- Aim -
Look below. Copy each line that has "موقع" in it.

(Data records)
--------------------
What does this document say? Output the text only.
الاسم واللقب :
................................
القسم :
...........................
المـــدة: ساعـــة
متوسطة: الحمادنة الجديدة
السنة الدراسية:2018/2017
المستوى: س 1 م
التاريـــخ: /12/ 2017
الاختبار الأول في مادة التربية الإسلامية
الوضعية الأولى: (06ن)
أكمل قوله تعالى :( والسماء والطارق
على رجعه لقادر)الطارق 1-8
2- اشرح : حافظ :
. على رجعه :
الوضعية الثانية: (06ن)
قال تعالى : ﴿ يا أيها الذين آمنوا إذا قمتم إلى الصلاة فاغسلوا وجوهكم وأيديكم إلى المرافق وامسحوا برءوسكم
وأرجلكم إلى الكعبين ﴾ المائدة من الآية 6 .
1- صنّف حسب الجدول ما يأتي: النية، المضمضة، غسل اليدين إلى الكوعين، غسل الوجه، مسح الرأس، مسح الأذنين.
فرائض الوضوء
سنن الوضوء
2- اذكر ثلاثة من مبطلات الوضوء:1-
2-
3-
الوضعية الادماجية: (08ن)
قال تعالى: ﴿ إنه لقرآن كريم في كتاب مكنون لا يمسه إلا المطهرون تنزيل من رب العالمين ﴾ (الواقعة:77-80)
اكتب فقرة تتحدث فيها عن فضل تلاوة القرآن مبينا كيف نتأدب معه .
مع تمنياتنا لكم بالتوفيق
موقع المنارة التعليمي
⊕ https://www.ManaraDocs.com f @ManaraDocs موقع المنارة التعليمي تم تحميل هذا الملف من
--------------------
- Result below -
موقع المنارة التعليمي
⊕ https://www.ManaraDocs.com f @ManaraDocs موقع المنارة التعليمي تم تحميل هذا الملف من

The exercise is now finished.